--- begin ---

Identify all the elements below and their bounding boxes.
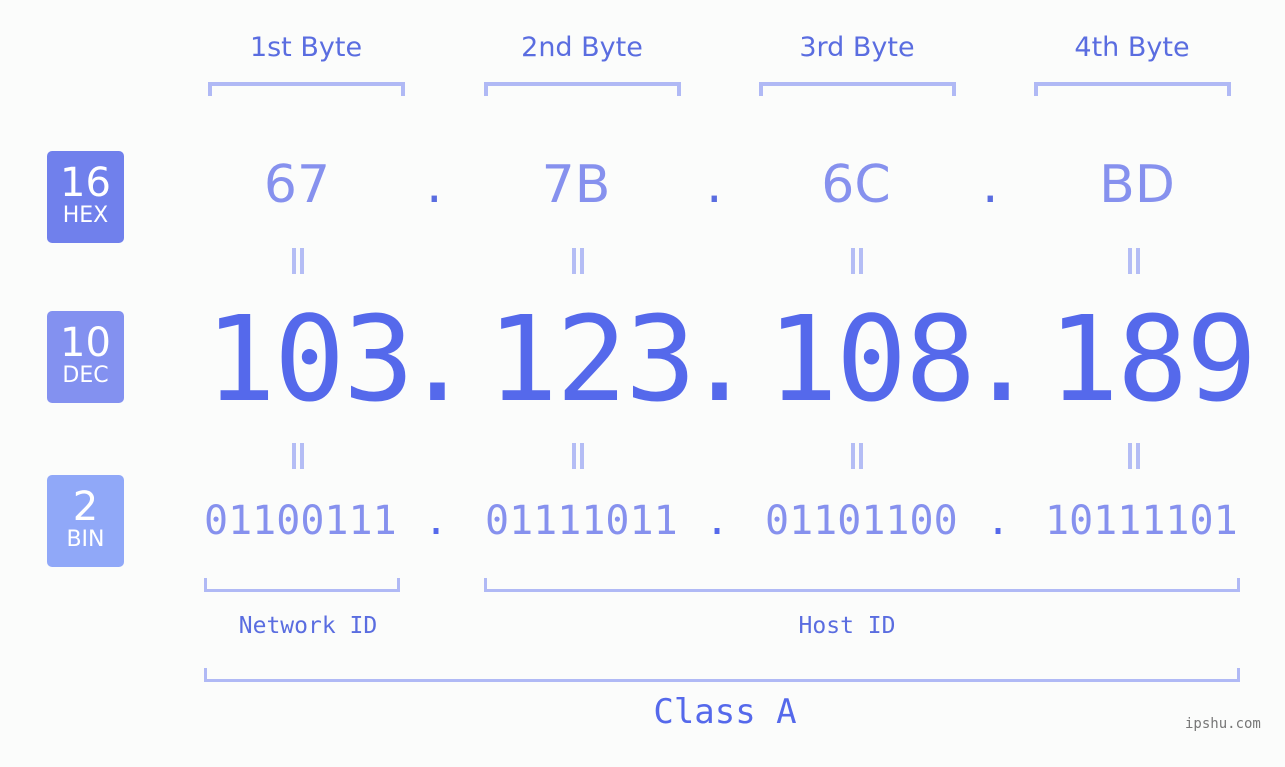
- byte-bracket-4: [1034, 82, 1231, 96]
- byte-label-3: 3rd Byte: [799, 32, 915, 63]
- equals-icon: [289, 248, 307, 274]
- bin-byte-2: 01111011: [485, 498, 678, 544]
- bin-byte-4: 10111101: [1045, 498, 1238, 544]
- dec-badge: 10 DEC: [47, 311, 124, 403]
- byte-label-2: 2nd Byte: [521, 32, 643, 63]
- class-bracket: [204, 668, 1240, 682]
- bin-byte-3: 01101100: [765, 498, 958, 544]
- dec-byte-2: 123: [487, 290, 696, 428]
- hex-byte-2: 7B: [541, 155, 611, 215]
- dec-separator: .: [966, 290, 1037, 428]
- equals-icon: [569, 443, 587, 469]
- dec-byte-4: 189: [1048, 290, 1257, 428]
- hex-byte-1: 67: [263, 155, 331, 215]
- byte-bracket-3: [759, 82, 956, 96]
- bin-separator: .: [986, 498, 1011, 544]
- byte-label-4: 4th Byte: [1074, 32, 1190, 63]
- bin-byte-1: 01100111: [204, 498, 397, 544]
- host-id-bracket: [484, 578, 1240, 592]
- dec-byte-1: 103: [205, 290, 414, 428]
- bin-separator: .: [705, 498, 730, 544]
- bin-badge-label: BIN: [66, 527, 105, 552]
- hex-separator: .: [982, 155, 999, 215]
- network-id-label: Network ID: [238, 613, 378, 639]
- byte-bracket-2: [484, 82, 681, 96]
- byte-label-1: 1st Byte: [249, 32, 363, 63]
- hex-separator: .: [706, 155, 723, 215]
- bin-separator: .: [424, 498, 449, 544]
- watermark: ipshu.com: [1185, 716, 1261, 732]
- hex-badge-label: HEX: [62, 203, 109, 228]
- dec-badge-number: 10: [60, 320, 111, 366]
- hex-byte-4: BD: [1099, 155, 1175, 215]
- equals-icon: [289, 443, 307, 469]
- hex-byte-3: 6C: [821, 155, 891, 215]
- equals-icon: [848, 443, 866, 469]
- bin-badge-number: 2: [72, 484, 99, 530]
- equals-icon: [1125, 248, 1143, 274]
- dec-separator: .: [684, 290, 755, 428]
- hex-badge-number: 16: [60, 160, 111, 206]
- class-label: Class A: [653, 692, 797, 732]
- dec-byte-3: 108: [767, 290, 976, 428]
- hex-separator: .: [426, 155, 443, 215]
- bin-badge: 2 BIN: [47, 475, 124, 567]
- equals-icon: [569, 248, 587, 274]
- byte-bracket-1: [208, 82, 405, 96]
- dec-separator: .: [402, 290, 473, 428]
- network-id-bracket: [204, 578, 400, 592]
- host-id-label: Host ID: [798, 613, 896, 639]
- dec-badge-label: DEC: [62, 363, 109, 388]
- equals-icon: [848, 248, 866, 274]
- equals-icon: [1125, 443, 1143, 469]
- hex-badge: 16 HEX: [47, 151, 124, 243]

--- end ---
--- begin ---

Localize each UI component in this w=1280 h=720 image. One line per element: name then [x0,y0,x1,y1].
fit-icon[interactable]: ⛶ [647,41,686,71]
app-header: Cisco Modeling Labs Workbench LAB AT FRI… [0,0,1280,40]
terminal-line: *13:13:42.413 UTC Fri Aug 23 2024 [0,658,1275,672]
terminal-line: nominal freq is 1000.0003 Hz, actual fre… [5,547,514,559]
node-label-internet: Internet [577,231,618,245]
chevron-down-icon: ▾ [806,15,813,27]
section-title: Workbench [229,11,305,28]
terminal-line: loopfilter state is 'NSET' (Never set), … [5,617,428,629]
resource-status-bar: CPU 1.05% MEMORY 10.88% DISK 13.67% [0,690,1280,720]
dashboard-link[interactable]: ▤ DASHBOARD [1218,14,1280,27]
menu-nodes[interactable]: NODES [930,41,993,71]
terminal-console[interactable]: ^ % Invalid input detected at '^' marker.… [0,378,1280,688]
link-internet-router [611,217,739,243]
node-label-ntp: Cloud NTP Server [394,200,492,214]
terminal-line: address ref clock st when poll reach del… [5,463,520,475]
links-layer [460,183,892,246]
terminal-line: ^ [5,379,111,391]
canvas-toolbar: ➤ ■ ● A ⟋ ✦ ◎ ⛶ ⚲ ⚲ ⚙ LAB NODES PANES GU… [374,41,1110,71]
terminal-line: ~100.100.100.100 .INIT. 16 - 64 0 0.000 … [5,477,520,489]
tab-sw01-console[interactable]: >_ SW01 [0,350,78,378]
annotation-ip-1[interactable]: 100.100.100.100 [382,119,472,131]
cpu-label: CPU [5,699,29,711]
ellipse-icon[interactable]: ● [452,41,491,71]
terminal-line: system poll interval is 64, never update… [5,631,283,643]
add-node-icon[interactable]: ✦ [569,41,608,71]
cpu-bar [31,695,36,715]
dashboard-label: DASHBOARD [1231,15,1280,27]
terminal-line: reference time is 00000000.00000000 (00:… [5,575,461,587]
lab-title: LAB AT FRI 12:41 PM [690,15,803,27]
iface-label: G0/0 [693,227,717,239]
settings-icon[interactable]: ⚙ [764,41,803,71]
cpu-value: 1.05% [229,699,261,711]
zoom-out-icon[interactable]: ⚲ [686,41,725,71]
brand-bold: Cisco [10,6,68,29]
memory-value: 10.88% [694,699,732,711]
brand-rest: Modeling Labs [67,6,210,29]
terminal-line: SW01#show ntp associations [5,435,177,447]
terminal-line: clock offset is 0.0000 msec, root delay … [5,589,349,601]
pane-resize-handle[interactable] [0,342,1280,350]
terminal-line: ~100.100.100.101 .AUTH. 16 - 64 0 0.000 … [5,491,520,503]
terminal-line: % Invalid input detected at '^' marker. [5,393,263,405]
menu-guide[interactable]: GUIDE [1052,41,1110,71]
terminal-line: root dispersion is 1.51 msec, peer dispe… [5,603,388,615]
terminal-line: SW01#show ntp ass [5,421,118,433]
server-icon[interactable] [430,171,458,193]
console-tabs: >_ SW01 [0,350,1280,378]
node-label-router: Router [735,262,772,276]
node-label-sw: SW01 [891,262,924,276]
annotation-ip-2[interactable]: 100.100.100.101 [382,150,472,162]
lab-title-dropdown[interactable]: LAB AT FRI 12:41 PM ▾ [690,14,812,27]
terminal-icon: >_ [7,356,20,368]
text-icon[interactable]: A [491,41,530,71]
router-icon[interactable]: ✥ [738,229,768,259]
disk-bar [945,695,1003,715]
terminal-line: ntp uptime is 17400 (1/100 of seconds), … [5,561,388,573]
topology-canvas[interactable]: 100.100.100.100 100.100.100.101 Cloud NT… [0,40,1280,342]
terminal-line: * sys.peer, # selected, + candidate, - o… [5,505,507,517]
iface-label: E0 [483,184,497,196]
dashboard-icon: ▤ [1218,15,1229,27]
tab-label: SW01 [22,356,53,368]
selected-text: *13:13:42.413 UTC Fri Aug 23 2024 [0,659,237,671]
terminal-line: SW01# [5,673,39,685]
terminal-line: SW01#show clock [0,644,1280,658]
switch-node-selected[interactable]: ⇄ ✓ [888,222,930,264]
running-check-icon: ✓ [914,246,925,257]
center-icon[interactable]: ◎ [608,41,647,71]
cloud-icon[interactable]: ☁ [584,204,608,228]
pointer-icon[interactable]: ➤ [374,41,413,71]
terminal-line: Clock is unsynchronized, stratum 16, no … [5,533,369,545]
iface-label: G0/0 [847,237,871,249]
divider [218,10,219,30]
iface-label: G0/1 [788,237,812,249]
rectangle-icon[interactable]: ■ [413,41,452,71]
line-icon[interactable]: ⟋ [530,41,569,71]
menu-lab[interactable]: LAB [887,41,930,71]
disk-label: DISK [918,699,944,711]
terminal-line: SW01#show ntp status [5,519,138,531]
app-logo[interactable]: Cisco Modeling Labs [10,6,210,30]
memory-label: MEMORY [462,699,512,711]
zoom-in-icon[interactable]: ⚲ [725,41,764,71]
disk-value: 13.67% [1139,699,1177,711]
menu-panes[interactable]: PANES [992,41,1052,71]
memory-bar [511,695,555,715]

--- end ---
--- begin ---

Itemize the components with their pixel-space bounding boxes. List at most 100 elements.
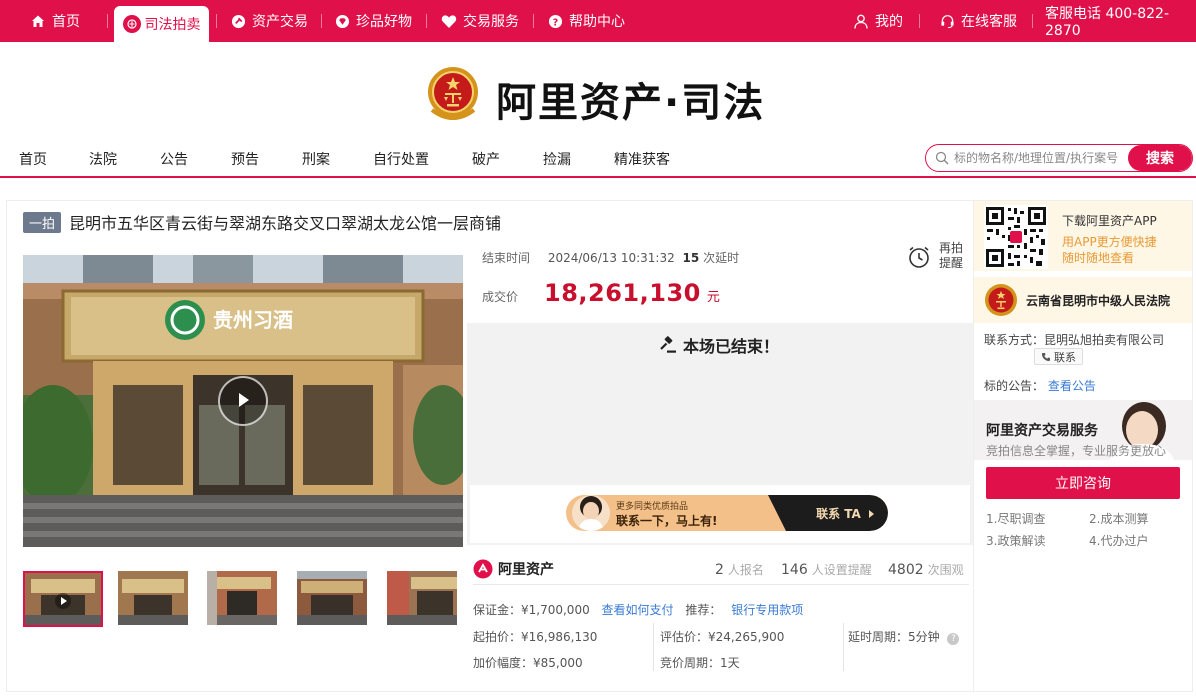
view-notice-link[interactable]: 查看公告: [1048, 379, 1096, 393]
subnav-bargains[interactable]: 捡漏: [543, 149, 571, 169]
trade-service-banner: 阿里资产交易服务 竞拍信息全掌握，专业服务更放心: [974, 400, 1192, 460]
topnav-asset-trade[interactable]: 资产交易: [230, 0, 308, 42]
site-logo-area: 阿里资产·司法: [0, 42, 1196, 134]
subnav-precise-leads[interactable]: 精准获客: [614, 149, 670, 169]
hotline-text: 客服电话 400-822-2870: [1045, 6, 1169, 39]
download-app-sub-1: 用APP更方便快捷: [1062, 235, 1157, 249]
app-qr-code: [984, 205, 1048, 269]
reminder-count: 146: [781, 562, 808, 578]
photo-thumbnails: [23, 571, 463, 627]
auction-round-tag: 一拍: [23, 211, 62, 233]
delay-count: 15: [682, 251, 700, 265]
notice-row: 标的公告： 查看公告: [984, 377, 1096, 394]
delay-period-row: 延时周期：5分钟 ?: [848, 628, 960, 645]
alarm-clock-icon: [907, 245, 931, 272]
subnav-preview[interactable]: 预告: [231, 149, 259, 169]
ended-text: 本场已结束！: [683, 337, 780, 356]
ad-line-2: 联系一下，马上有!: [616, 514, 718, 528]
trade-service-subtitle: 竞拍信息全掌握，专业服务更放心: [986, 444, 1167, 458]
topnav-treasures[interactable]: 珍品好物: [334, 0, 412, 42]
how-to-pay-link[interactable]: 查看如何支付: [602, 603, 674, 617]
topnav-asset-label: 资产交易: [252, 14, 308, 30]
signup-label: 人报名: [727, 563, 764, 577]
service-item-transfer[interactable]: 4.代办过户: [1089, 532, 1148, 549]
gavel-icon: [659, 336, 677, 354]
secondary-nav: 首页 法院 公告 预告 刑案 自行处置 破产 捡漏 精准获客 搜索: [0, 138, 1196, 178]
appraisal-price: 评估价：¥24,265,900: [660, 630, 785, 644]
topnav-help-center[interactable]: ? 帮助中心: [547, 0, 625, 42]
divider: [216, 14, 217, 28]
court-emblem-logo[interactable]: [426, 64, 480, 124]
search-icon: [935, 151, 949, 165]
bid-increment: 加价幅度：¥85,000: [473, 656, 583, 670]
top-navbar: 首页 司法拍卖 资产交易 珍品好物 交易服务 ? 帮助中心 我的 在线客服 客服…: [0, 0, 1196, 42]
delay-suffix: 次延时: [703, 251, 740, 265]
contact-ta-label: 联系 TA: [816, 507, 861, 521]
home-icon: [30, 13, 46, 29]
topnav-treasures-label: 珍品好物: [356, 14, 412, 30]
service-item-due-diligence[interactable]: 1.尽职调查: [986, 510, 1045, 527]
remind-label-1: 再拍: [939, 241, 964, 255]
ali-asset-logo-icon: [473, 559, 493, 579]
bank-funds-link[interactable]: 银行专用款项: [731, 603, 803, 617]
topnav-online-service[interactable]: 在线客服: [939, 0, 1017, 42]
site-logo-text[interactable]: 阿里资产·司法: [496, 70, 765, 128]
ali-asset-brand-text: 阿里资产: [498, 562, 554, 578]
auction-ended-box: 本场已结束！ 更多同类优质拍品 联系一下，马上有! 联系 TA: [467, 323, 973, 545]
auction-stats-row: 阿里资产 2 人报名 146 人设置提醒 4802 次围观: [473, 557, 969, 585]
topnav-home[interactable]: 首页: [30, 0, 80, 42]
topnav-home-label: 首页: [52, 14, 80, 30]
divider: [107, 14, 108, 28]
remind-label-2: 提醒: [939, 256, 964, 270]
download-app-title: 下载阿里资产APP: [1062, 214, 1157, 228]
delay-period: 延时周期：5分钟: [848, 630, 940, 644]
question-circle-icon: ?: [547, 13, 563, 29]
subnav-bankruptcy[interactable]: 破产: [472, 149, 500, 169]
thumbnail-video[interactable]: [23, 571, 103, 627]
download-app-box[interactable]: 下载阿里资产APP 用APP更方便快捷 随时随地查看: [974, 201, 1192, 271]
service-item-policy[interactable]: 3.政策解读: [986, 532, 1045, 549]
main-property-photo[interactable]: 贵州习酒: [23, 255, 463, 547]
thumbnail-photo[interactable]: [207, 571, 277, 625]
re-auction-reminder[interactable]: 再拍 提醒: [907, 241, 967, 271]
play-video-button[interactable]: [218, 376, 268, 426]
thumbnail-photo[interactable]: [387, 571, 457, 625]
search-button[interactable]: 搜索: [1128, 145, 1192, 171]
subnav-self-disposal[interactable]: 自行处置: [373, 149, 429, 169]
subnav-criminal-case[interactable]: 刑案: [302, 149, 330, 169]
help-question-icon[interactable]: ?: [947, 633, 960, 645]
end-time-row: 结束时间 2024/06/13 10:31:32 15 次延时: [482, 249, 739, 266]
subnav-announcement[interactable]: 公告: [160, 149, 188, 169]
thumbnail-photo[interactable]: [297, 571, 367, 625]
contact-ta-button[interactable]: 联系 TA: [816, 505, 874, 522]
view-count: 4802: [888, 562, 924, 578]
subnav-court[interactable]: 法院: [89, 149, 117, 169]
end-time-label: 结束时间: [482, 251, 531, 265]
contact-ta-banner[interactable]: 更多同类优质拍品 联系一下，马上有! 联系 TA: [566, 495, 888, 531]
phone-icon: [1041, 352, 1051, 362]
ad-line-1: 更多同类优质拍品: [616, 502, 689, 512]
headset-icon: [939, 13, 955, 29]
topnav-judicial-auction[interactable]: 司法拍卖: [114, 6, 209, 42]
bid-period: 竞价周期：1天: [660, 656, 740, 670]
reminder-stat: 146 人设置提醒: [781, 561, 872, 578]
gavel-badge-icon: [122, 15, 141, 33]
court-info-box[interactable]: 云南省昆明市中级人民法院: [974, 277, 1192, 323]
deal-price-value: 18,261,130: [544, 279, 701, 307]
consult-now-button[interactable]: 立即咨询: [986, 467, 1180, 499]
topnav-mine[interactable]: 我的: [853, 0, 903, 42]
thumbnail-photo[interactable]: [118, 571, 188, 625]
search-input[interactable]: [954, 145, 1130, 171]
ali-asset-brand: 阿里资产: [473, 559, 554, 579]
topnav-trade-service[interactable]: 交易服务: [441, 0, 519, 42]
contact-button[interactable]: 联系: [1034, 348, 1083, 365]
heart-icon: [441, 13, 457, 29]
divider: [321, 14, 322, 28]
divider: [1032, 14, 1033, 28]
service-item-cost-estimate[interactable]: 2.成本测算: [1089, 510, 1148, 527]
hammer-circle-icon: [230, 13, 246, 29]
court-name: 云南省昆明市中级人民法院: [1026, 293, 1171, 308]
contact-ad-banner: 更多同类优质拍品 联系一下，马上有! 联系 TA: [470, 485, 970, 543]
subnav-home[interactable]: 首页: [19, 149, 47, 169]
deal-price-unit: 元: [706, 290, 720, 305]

--- end ---

→ **Problem description**:
Output as a JSON list of strings the lines in the records from the line with "view-notice-link[interactable]: 查看公告: [1048, 379, 1096, 393]" up to and including the line with "delay-suffix: 次延时: [703, 251, 740, 265]", one string per line, skipping blank lines.

→ **The solution**:
[
  "view-notice-link[interactable]: 查看公告: [1048, 379, 1096, 393]",
  "subnav-bargains[interactable]: 捡漏: [543, 149, 571, 169]",
  "trade-service-banner: 阿里资产交易服务 竞拍信息全掌握，专业服务更放心: [974, 400, 1192, 460]",
  "topnav-asset-trade[interactable]: 资产交易: [230, 0, 308, 42]",
  "site-logo-area: 阿里资产·司法: [0, 42, 1196, 134]",
  "subnav-precise-leads[interactable]: 精准获客: [614, 149, 670, 169]",
  "hotline-text: 客服电话 400-822-2870: [1045, 6, 1169, 39]",
  "download-app-sub-1: 用APP更方便快捷: [1062, 235, 1157, 249]",
  "app-qr-code: [984, 205, 1048, 269]",
  "reminder-count: 146: [781, 562, 808, 578]",
  "photo-thumbnails: [23, 571, 463, 627]",
  "auction-round-tag: 一拍: [23, 211, 62, 233]",
  "delay-count: 15: [682, 251, 700, 265]",
  "notice-row: 标的公告： 查看公告: [984, 377, 1096, 394]",
  "delay-period-row: 延时周期：5分钟 ?: [848, 628, 960, 645]",
  "alarm-clock-icon: [907, 245, 931, 272]",
  "subnav-preview[interactable]: 预告: [231, 149, 259, 169]",
  "ended-text: 本场已结束！: [683, 337, 780, 356]",
  "ad-line-2: 联系一下，马上有!: [616, 514, 718, 528]",
  "trade-service-subtitle: 竞拍信息全掌握，专业服务更放心: [986, 444, 1167, 458]",
  "topnav-treasures[interactable]: 珍品好物: [334, 0, 412, 42]",
  "how-to-pay-link[interactable]: 查看如何支付: [602, 603, 674, 617]",
  "topnav-asset-label: 资产交易: [252, 14, 308, 30]",
  "signup-label: 人报名: [727, 563, 764, 577]",
  "service-item-transfer[interactable]: 4.代办过户: [1089, 532, 1148, 549]",
  "gavel-icon: [659, 336, 677, 354]",
  "secondary-nav: 首页 法院 公告 预告 刑案 自行处置 破产 捡漏 精准获客 搜索: [0, 138, 1196, 178]",
  "appraisal-price: 评估价：¥24,265,900: [660, 630, 785, 644]",
  "topnav-help-center[interactable]: ? 帮助中心: [547, 0, 625, 42]",
  "divider: [216, 14, 217, 28]",
  "court-emblem-logo[interactable]: [426, 64, 480, 124]",
  "search-icon: [935, 151, 949, 165]",
  "bid-increment: 加价幅度：¥85,000: [473, 656, 583, 670]",
  "top-navbar: 首页 司法拍卖 资产交易 珍品好物 交易服务 ? 帮助中心 我的 在线客服 客服…: [0, 0, 1196, 42]",
  "delay-suffix: 次延时: [703, 251, 740, 265]"
]